SUPPLIED MATERIAL

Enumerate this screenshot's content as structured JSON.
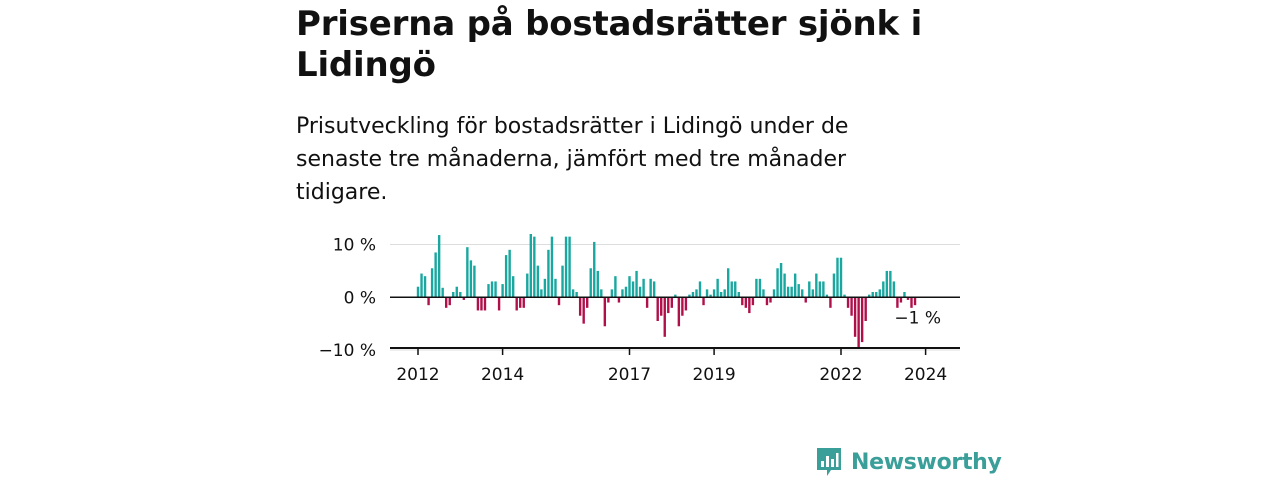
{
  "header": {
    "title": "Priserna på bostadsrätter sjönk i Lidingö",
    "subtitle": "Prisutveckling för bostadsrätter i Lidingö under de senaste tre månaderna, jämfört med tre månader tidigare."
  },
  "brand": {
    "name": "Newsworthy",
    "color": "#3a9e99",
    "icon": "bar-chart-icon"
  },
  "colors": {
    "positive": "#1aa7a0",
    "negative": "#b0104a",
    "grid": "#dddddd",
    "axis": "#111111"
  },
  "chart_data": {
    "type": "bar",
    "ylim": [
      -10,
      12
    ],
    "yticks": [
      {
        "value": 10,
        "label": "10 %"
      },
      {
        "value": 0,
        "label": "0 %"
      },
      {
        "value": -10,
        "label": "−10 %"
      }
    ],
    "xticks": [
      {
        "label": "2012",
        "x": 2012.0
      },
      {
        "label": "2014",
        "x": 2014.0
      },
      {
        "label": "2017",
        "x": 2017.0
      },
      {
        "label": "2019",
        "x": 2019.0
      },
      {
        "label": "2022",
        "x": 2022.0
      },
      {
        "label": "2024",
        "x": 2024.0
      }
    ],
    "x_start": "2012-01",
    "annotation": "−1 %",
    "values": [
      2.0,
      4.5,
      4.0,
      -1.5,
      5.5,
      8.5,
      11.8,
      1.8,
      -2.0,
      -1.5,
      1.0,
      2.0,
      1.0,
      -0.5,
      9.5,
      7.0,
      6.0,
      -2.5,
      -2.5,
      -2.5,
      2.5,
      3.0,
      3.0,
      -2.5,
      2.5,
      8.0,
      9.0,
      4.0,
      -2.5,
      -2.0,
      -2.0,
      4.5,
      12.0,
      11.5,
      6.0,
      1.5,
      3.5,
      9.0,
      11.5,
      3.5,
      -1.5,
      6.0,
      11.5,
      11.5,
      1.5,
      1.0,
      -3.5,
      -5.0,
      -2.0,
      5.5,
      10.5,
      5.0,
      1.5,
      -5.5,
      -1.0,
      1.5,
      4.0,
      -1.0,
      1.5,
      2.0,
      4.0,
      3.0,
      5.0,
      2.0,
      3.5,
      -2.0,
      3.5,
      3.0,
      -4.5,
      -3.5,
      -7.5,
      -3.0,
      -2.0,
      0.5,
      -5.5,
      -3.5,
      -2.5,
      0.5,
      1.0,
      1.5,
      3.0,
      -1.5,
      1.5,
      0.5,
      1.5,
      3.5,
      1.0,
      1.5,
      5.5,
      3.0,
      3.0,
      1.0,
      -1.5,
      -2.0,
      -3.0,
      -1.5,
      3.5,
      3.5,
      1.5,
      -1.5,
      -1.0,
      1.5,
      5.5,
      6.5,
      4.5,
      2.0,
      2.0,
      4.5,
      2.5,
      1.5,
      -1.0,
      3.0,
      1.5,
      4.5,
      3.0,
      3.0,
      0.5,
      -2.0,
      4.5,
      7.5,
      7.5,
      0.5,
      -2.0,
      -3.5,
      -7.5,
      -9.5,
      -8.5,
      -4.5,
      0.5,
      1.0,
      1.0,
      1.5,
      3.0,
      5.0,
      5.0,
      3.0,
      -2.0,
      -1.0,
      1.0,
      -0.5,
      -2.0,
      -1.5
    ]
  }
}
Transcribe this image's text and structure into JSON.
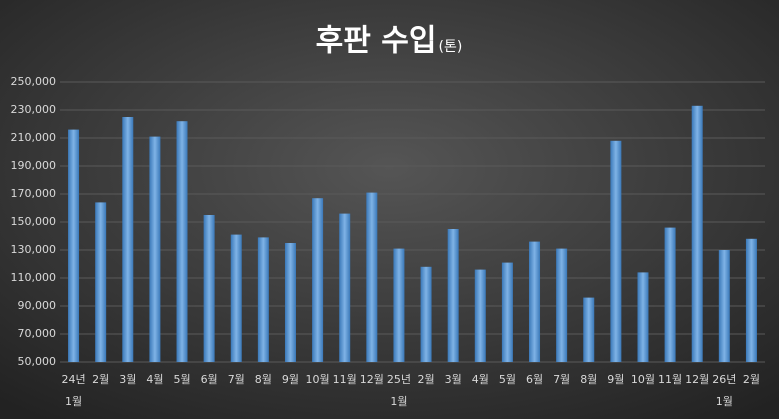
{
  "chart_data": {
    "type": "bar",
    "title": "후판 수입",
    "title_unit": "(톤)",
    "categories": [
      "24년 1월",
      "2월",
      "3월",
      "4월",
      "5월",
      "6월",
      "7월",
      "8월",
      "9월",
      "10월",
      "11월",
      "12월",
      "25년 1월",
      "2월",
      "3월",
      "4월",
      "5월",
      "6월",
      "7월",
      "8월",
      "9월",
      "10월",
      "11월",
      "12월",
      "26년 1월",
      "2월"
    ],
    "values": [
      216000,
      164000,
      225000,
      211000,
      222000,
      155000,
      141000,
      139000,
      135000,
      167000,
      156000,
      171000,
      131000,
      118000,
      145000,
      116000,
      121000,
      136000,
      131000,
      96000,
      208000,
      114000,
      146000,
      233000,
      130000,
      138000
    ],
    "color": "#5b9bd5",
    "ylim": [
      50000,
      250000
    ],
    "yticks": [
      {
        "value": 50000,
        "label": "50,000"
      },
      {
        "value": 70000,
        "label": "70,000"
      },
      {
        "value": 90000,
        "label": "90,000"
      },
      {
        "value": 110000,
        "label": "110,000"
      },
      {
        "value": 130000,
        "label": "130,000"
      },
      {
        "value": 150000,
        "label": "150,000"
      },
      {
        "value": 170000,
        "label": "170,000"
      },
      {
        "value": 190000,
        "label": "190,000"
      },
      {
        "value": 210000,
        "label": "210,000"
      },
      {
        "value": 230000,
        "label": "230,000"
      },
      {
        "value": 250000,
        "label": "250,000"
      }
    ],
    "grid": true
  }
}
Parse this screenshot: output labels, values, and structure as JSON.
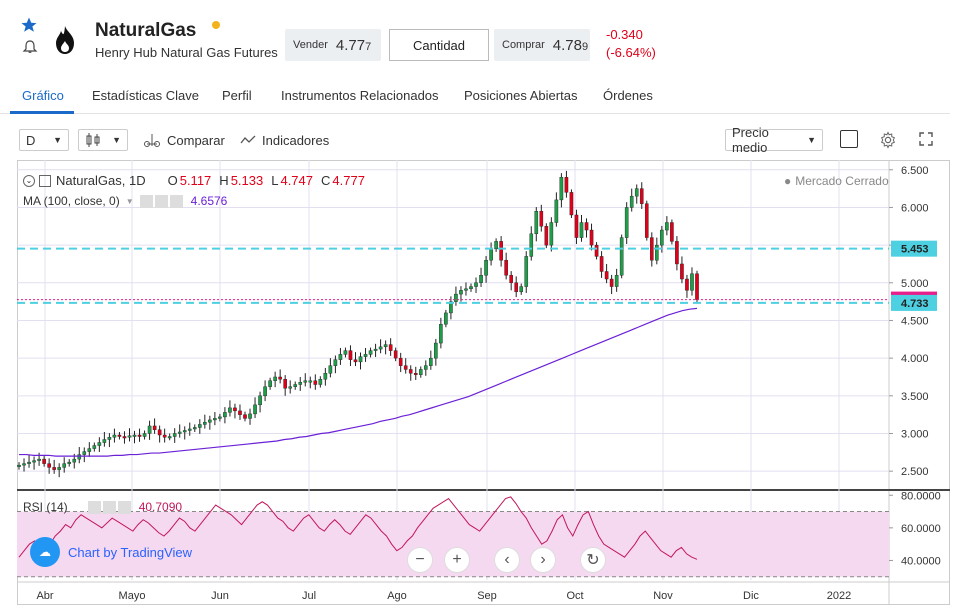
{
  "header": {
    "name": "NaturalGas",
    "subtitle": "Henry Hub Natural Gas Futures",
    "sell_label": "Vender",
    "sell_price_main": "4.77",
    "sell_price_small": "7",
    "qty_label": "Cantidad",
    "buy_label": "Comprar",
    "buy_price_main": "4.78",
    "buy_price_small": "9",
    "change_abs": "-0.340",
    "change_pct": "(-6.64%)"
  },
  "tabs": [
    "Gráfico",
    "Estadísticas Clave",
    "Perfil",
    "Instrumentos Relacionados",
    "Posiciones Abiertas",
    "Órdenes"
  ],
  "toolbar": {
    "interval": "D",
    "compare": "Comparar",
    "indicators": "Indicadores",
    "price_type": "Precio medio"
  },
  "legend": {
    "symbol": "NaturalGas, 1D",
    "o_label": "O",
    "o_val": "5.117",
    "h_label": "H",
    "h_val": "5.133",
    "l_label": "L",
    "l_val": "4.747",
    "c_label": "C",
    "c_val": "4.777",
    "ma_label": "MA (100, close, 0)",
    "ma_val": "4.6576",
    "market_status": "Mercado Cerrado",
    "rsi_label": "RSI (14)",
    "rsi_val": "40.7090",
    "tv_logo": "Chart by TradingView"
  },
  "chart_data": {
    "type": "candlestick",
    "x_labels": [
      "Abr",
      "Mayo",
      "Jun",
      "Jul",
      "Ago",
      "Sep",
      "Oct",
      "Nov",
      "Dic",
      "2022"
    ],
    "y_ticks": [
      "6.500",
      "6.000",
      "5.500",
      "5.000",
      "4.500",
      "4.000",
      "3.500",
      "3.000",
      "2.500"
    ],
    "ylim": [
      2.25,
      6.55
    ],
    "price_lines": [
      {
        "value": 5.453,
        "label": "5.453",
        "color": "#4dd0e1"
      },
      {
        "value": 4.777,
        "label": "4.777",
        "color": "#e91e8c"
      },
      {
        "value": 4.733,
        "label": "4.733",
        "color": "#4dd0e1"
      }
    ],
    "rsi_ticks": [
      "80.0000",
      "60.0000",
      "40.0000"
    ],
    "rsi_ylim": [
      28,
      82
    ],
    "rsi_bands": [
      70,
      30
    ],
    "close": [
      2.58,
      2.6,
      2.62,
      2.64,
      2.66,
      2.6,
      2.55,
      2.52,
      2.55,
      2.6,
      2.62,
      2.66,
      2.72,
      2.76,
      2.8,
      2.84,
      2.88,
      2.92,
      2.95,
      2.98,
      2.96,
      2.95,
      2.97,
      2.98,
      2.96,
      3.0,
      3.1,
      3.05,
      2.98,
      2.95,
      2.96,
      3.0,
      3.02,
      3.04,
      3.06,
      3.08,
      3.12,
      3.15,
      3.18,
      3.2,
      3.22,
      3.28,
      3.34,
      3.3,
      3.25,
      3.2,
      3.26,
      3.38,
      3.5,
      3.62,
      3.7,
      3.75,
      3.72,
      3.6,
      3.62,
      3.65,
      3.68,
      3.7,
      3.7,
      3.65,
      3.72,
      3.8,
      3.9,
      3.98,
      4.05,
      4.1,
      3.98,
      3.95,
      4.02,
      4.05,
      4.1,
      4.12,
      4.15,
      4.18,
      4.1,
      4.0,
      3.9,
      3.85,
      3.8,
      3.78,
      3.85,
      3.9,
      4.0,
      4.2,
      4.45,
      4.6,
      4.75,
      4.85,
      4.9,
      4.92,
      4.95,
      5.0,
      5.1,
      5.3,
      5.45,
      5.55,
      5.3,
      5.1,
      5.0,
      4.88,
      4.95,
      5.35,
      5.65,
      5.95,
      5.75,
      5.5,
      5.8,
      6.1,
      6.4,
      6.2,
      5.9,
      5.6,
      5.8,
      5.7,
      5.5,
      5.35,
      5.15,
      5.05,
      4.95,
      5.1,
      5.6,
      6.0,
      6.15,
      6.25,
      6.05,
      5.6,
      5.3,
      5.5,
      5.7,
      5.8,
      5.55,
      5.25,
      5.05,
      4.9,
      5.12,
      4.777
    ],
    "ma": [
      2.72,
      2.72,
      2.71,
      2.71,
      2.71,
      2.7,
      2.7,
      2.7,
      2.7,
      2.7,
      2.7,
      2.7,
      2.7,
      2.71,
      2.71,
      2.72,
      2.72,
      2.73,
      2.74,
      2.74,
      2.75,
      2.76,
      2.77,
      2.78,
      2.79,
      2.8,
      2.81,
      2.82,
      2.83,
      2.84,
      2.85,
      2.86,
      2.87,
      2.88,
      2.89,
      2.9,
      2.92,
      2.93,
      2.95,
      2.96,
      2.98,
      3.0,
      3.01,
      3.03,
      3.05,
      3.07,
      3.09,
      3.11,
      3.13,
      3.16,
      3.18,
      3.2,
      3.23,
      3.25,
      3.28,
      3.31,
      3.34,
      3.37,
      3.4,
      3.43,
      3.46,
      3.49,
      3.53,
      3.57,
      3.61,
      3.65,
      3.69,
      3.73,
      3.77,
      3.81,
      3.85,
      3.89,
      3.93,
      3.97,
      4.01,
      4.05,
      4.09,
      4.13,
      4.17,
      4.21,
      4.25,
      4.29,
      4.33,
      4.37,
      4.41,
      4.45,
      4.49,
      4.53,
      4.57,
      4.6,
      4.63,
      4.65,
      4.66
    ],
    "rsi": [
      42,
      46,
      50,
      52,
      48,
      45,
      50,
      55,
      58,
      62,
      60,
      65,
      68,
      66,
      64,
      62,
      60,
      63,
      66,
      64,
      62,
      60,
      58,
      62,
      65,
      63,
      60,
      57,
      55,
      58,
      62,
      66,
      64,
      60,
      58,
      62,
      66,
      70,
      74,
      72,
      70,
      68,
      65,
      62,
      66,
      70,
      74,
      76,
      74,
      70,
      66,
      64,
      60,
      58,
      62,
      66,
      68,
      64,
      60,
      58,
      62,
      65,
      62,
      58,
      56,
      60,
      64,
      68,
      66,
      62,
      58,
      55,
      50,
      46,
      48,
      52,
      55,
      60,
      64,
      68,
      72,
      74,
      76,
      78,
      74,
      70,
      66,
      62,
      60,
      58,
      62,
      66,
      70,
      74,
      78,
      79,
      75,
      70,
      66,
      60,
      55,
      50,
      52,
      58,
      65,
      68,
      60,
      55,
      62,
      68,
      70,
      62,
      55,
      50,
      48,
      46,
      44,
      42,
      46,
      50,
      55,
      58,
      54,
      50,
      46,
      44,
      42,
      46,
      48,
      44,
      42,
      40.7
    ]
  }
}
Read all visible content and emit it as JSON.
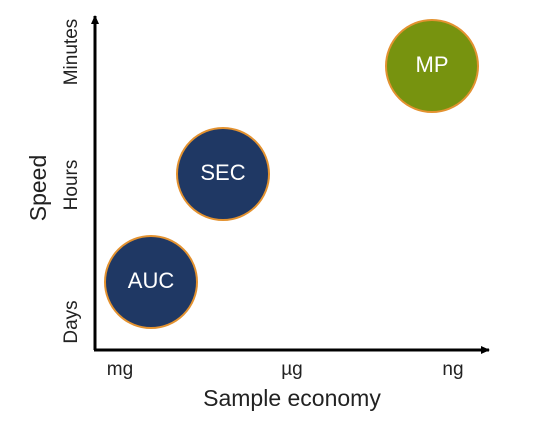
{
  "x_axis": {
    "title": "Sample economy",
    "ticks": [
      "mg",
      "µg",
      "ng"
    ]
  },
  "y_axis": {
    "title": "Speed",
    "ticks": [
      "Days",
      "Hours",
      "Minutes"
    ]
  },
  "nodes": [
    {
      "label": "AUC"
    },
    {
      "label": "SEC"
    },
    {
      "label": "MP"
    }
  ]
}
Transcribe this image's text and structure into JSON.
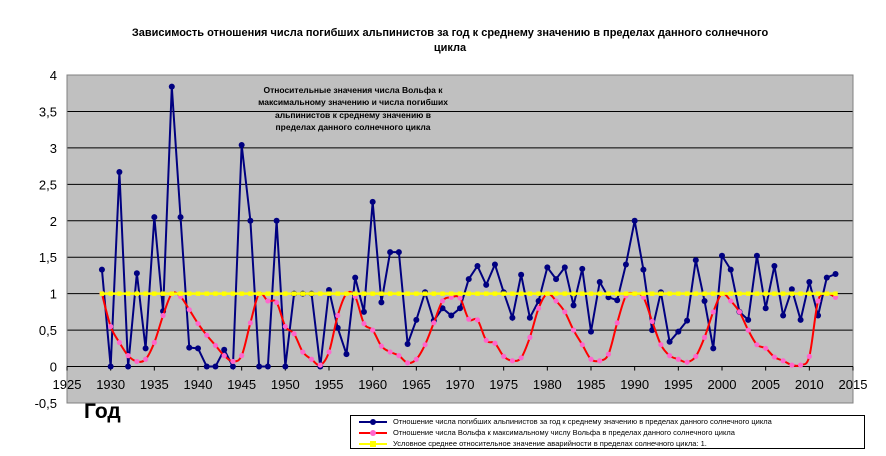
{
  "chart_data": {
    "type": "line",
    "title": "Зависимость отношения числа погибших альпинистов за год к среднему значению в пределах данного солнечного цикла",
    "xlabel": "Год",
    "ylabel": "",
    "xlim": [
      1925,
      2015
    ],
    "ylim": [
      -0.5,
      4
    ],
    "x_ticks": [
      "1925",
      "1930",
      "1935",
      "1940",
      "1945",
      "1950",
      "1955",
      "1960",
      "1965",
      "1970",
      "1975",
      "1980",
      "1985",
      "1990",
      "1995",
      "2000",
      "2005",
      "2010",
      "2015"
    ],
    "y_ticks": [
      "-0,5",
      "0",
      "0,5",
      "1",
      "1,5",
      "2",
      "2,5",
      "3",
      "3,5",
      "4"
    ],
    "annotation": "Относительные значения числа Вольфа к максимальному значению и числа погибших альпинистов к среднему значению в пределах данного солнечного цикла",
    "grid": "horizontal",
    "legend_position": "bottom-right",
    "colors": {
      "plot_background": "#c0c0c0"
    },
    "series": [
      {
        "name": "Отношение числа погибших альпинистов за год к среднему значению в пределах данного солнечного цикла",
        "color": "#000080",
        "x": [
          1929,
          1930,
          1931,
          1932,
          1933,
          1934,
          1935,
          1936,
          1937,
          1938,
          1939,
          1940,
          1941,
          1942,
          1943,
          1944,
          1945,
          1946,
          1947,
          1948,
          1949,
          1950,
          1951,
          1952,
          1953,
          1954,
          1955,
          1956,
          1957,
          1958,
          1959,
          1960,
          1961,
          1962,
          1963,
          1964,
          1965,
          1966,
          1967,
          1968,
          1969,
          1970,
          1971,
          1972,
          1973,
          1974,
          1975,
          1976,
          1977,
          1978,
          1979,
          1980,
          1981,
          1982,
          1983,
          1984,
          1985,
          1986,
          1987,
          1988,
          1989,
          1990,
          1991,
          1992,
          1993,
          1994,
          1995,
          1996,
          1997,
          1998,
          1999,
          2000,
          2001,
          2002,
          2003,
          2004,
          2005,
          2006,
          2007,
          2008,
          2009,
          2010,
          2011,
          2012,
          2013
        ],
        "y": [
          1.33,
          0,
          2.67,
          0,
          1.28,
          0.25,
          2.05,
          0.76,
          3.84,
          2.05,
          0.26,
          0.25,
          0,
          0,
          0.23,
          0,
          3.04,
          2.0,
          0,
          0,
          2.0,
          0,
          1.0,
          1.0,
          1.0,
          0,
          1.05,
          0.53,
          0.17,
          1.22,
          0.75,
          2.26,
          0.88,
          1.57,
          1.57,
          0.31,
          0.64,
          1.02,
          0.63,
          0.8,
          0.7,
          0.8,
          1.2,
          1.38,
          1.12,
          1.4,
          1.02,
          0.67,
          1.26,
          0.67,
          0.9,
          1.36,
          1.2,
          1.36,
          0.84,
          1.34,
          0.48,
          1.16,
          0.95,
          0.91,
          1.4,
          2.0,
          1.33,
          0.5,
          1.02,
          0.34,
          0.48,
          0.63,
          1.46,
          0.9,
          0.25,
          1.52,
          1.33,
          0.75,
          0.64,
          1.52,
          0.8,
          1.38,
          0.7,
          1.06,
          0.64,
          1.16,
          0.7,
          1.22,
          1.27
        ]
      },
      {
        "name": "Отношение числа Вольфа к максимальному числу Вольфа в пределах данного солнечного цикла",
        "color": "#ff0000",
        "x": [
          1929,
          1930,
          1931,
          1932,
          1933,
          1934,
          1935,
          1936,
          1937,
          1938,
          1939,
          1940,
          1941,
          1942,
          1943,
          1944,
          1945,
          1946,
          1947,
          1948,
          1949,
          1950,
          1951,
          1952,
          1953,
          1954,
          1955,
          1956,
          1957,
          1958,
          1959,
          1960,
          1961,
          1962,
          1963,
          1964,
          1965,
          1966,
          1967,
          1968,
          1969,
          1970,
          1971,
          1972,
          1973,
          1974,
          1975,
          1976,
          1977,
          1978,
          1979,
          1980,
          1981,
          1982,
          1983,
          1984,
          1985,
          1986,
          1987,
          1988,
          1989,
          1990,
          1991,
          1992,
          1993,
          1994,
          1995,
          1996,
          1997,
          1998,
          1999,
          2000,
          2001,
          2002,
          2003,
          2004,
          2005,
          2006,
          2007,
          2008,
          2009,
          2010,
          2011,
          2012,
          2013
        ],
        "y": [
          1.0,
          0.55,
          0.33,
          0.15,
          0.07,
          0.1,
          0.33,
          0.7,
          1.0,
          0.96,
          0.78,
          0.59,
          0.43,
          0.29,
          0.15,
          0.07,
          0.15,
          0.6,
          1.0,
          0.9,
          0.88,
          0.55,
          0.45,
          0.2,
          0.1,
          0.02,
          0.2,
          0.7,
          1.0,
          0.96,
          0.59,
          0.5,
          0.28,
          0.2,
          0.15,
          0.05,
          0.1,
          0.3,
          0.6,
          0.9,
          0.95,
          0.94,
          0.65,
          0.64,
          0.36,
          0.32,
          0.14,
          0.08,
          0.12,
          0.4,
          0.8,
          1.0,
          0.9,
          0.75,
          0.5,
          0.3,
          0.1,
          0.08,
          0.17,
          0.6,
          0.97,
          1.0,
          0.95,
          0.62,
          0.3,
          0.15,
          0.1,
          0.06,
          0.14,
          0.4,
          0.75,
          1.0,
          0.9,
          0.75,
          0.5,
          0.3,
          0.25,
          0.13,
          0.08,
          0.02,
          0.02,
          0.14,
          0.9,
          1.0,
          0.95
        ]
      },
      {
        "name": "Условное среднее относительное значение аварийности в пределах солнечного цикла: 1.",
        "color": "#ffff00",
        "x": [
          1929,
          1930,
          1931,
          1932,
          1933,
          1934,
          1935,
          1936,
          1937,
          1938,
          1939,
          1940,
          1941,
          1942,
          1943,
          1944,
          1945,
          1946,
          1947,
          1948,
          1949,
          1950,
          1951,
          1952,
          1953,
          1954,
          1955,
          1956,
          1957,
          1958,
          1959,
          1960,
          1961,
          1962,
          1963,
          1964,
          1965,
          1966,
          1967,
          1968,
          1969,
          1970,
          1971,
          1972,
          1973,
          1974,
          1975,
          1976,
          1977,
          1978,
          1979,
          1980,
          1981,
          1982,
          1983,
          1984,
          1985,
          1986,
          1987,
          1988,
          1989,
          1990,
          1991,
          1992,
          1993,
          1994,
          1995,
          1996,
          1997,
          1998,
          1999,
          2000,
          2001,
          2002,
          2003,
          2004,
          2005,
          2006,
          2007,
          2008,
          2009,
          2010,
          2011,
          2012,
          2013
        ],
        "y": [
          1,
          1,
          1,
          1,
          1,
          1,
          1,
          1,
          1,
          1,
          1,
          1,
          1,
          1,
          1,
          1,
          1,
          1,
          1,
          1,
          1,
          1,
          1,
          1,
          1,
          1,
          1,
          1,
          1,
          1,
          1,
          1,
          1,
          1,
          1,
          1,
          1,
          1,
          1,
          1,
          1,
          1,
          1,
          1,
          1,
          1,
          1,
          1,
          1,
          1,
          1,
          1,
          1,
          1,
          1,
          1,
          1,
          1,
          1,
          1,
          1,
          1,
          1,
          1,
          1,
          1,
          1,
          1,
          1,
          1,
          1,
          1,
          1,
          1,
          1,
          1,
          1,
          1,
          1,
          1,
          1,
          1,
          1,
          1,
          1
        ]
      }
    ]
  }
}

SET PROBLEM
Read through the lines above and collect those that contain the string "погибших".

ANSWER IN FULL
    "title": "Зависимость отношения числа погибших альпинистов за год к среднему значению в пределах данного солнечного цикла",
    "annotation": "Относительные значения числа Вольфа к максимальному значению и числа погибших альпинистов к среднему значению в пределах данного солнечного цикла",
        "name": "Отношение числа погибших альпинистов за год к среднему значению в пределах данного солнечного цикла",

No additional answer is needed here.